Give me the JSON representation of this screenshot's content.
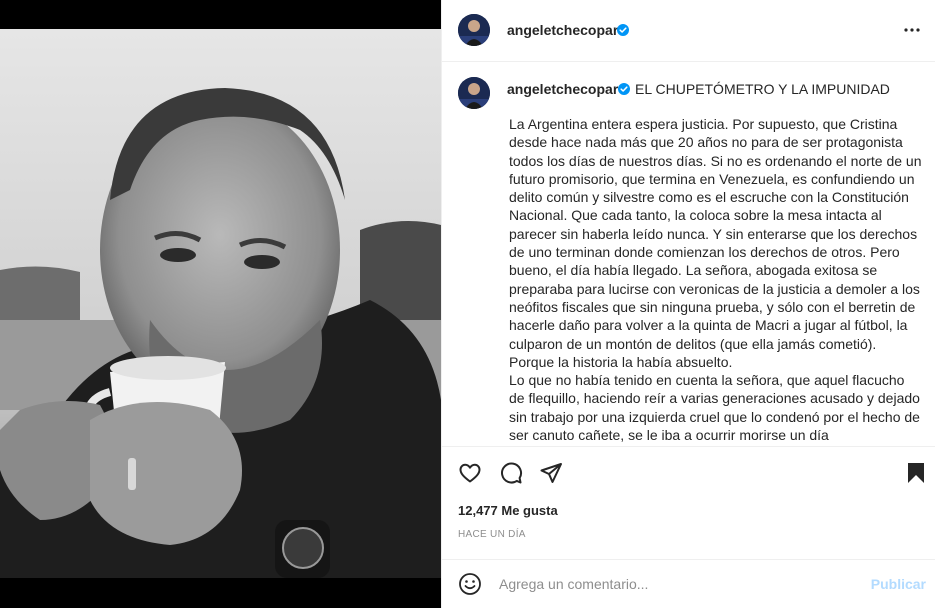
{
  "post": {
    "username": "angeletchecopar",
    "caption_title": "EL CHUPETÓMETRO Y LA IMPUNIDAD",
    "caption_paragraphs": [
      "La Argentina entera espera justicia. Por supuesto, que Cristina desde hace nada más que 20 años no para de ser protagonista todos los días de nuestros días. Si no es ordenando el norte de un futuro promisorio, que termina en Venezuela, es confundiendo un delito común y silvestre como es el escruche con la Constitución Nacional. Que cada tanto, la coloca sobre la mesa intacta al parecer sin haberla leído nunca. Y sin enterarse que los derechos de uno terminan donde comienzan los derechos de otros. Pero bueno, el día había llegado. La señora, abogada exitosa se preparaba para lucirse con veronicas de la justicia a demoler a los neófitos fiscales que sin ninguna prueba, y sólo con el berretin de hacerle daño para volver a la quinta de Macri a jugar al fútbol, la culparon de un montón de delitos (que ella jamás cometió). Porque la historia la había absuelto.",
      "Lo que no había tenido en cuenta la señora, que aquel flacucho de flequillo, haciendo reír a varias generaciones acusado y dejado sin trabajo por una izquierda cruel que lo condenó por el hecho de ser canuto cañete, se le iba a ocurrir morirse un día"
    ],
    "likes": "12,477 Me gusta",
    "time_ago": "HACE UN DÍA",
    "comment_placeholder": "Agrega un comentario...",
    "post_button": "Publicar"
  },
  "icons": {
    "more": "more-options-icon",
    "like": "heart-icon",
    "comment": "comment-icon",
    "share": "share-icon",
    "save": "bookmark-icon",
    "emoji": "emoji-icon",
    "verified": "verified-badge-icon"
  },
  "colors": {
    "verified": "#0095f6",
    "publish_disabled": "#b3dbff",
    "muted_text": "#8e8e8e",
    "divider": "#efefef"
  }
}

▸ **Your instructions**: Give back the entries verbatim. Do not include any picture.

▸ **Written answer**:
Give me the JSON representation of this screenshot's content.
{
  "post": {
    "username": "angeletchecopar",
    "caption_title": "EL CHUPETÓMETRO Y LA IMPUNIDAD",
    "caption_paragraphs": [
      "La Argentina entera espera justicia. Por supuesto, que Cristina desde hace nada más que 20 años no para de ser protagonista todos los días de nuestros días. Si no es ordenando el norte de un futuro promisorio, que termina en Venezuela, es confundiendo un delito común y silvestre como es el escruche con la Constitución Nacional. Que cada tanto, la coloca sobre la mesa intacta al parecer sin haberla leído nunca. Y sin enterarse que los derechos de uno terminan donde comienzan los derechos de otros. Pero bueno, el día había llegado. La señora, abogada exitosa se preparaba para lucirse con veronicas de la justicia a demoler a los neófitos fiscales que sin ninguna prueba, y sólo con el berretin de hacerle daño para volver a la quinta de Macri a jugar al fútbol, la culparon de un montón de delitos (que ella jamás cometió). Porque la historia la había absuelto.",
      "Lo que no había tenido en cuenta la señora, que aquel flacucho de flequillo, haciendo reír a varias generaciones acusado y dejado sin trabajo por una izquierda cruel que lo condenó por el hecho de ser canuto cañete, se le iba a ocurrir morirse un día"
    ],
    "likes": "12,477 Me gusta",
    "time_ago": "HACE UN DÍA",
    "comment_placeholder": "Agrega un comentario...",
    "post_button": "Publicar"
  },
  "icons": {
    "more": "more-options-icon",
    "like": "heart-icon",
    "comment": "comment-icon",
    "share": "share-icon",
    "save": "bookmark-icon",
    "emoji": "emoji-icon",
    "verified": "verified-badge-icon"
  },
  "colors": {
    "verified": "#0095f6",
    "publish_disabled": "#b3dbff",
    "muted_text": "#8e8e8e",
    "divider": "#efefef"
  }
}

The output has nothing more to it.